Transcribe every line, keeping it exact.

Data entries for graphics:
--- Start ---
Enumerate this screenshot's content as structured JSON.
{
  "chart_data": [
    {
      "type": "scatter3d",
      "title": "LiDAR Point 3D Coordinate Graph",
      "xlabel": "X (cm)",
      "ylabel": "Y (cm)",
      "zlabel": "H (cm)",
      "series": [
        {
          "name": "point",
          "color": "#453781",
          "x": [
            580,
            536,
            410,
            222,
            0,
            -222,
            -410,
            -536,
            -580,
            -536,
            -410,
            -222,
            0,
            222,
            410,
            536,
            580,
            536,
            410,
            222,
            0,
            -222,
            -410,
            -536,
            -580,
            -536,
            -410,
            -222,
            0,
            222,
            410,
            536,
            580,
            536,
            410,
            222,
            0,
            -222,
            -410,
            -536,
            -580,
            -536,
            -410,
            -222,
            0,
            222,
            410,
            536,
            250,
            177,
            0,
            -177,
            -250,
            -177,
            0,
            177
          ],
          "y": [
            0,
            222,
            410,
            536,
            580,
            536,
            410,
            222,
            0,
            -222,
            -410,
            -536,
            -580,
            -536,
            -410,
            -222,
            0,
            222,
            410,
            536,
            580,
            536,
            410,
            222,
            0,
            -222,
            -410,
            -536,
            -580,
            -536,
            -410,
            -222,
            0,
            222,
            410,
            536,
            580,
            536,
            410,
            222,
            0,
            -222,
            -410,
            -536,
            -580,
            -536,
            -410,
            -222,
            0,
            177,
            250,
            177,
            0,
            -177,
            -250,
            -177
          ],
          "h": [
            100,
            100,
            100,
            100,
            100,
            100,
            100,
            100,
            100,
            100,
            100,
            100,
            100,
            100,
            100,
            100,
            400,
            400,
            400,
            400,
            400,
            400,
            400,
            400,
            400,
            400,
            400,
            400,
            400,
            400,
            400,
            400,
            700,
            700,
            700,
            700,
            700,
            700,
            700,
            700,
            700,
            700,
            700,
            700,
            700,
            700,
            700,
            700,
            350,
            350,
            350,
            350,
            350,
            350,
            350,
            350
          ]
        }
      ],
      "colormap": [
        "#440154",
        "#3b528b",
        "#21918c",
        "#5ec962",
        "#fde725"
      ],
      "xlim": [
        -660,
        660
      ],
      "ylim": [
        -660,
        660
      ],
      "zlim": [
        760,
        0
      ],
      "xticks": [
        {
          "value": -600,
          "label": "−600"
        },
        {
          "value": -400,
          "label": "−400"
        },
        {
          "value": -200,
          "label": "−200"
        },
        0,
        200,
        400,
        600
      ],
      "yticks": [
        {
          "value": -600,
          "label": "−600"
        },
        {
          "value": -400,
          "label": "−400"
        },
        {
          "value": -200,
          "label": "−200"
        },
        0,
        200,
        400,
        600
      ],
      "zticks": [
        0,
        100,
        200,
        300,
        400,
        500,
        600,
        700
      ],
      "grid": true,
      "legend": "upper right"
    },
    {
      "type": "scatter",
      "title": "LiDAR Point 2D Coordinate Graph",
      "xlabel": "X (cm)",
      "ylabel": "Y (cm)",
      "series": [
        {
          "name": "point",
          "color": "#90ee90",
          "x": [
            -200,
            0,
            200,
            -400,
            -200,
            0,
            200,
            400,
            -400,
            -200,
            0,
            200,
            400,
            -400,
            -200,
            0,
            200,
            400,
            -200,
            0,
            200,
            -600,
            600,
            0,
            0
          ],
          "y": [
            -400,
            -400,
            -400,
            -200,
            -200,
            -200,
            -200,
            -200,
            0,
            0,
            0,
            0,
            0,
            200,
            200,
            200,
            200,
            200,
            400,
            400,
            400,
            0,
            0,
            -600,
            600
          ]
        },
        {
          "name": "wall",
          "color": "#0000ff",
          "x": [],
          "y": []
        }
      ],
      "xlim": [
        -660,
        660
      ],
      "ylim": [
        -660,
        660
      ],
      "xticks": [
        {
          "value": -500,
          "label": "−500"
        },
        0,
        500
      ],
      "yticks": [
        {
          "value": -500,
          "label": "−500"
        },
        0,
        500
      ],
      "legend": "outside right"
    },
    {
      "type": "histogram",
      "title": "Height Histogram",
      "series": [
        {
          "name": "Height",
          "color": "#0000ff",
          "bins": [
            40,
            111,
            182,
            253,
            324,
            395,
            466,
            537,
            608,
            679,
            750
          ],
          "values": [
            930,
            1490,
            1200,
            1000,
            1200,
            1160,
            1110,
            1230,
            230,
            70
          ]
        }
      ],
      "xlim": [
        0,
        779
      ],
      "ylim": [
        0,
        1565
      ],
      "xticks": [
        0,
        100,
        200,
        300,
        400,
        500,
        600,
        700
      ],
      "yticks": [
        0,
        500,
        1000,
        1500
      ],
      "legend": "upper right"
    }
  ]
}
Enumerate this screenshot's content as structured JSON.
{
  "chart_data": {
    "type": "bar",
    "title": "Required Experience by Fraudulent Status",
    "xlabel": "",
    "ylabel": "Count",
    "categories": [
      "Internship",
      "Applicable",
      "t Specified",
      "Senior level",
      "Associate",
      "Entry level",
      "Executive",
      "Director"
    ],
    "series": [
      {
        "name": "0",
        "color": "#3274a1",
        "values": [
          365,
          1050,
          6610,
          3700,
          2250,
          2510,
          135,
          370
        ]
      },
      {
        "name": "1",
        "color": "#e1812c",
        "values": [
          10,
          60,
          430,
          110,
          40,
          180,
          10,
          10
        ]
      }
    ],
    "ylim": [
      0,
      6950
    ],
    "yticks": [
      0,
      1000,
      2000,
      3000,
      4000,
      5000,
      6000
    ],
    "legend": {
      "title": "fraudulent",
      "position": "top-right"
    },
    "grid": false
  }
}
--- End ---
- [Task result]:
Enumerate this screenshot's content as structured JSON.
{
  "chart_data": [
    {
      "type": "scatter3d",
      "title": "LiDAR Point 3D Coordinate Graph",
      "xlabel": "X (cm)",
      "ylabel": "Y (cm)",
      "zlabel": "H (cm)",
      "series": [
        {
          "name": "point",
          "color": "#453781",
          "x": [
            580,
            536,
            410,
            222,
            0,
            -222,
            -410,
            -536,
            -580,
            -536,
            -410,
            -222,
            0,
            222,
            410,
            536,
            580,
            536,
            410,
            222,
            0,
            -222,
            -410,
            -536,
            -580,
            -536,
            -410,
            -222,
            0,
            222,
            410,
            536,
            580,
            536,
            410,
            222,
            0,
            -222,
            -410,
            -536,
            -580,
            -536,
            -410,
            -222,
            0,
            222,
            410,
            536,
            250,
            177,
            0,
            -177,
            -250,
            -177,
            0,
            177
          ],
          "y": [
            0,
            222,
            410,
            536,
            580,
            536,
            410,
            222,
            0,
            -222,
            -410,
            -536,
            -580,
            -536,
            -410,
            -222,
            0,
            222,
            410,
            536,
            580,
            536,
            410,
            222,
            0,
            -222,
            -410,
            -536,
            -580,
            -536,
            -410,
            -222,
            0,
            222,
            410,
            536,
            580,
            536,
            410,
            222,
            0,
            -222,
            -410,
            -536,
            -580,
            -536,
            -410,
            -222,
            0,
            177,
            250,
            177,
            0,
            -177,
            -250,
            -177
          ],
          "h": [
            100,
            100,
            100,
            100,
            100,
            100,
            100,
            100,
            100,
            100,
            100,
            100,
            100,
            100,
            100,
            100,
            400,
            400,
            400,
            400,
            400,
            400,
            400,
            400,
            400,
            400,
            400,
            400,
            400,
            400,
            400,
            400,
            700,
            700,
            700,
            700,
            700,
            700,
            700,
            700,
            700,
            700,
            700,
            700,
            700,
            700,
            700,
            700,
            350,
            350,
            350,
            350,
            350,
            350,
            350,
            350
          ]
        }
      ],
      "colormap": [
        "#440154",
        "#3b528b",
        "#21918c",
        "#5ec962",
        "#fde725"
      ],
      "xlim": [
        -660,
        660
      ],
      "ylim": [
        -660,
        660
      ],
      "zlim": [
        760,
        0
      ],
      "xticks": [
        {
          "value": -600,
          "label": "−600"
        },
        {
          "value": -400,
          "label": "−400"
        },
        {
          "value": -200,
          "label": "−200"
        },
        0,
        200,
        400,
        600
      ],
      "yticks": [
        {
          "value": -600,
          "label": "−600"
        },
        {
          "value": -400,
          "label": "−400"
        },
        {
          "value": -200,
          "label": "−200"
        },
        0,
        200,
        400,
        600
      ],
      "zticks": [
        0,
        100,
        200,
        300,
        400,
        500,
        600,
        700
      ],
      "grid": true,
      "legend": "upper right"
    },
    {
      "type": "scatter",
      "title": "LiDAR Point 2D Coordinate Graph",
      "xlabel": "X (cm)",
      "ylabel": "Y (cm)",
      "series": [
        {
          "name": "point",
          "color": "#90ee90",
          "x": [
            -200,
            0,
            200,
            -400,
            -200,
            0,
            200,
            400,
            -400,
            -200,
            0,
            200,
            400,
            -400,
            -200,
            0,
            200,
            400,
            -200,
            0,
            200,
            -600,
            600,
            0,
            0
          ],
          "y": [
            -400,
            -400,
            -400,
            -200,
            -200,
            -200,
            -200,
            -200,
            0,
            0,
            0,
            0,
            0,
            200,
            200,
            200,
            200,
            200,
            400,
            400,
            400,
            0,
            0,
            -600,
            600
          ]
        },
        {
          "name": "wall",
          "color": "#0000ff",
          "x": [],
          "y": []
        }
      ],
      "xlim": [
        -660,
        660
      ],
      "ylim": [
        -660,
        660
      ],
      "xticks": [
        {
          "value": -500,
          "label": "−500"
        },
        0,
        500
      ],
      "yticks": [
        {
          "value": -500,
          "label": "−500"
        },
        0,
        500
      ],
      "legend": "outside right"
    },
    {
      "type": "histogram",
      "title": "Height Histogram",
      "series": [
        {
          "name": "Height",
          "color": "#0000ff",
          "bins": [
            40,
            111,
            182,
            253,
            324,
            395,
            466,
            537,
            608,
            679,
            750
          ],
          "values": [
            930,
            1490,
            1200,
            1000,
            1200,
            1160,
            1110,
            1230,
            230,
            70
          ]
        }
      ],
      "xlim": [
        0,
        779
      ],
      "ylim": [
        0,
        1565
      ],
      "xticks": [
        0,
        100,
        200,
        300,
        400,
        500,
        600,
        700
      ],
      "yticks": [
        0,
        500,
        1000,
        1500
      ],
      "legend": "upper right"
    }
  ]
}
Enumerate this screenshot's content as structured JSON.
{
  "chart_data": {
    "type": "bar",
    "title": "Required Experience by Fraudulent Status",
    "xlabel": "",
    "ylabel": "Count",
    "categories": [
      "Internship",
      "Applicable",
      "t Specified",
      "Senior level",
      "Associate",
      "Entry level",
      "Executive",
      "Director"
    ],
    "series": [
      {
        "name": "0",
        "color": "#3274a1",
        "values": [
          365,
          1050,
          6610,
          3700,
          2250,
          2510,
          135,
          370
        ]
      },
      {
        "name": "1",
        "color": "#e1812c",
        "values": [
          10,
          60,
          430,
          110,
          40,
          180,
          10,
          10
        ]
      }
    ],
    "ylim": [
      0,
      6950
    ],
    "yticks": [
      0,
      1000,
      2000,
      3000,
      4000,
      5000,
      6000
    ],
    "legend": {
      "title": "fraudulent",
      "position": "top-right"
    },
    "grid": false
  }
}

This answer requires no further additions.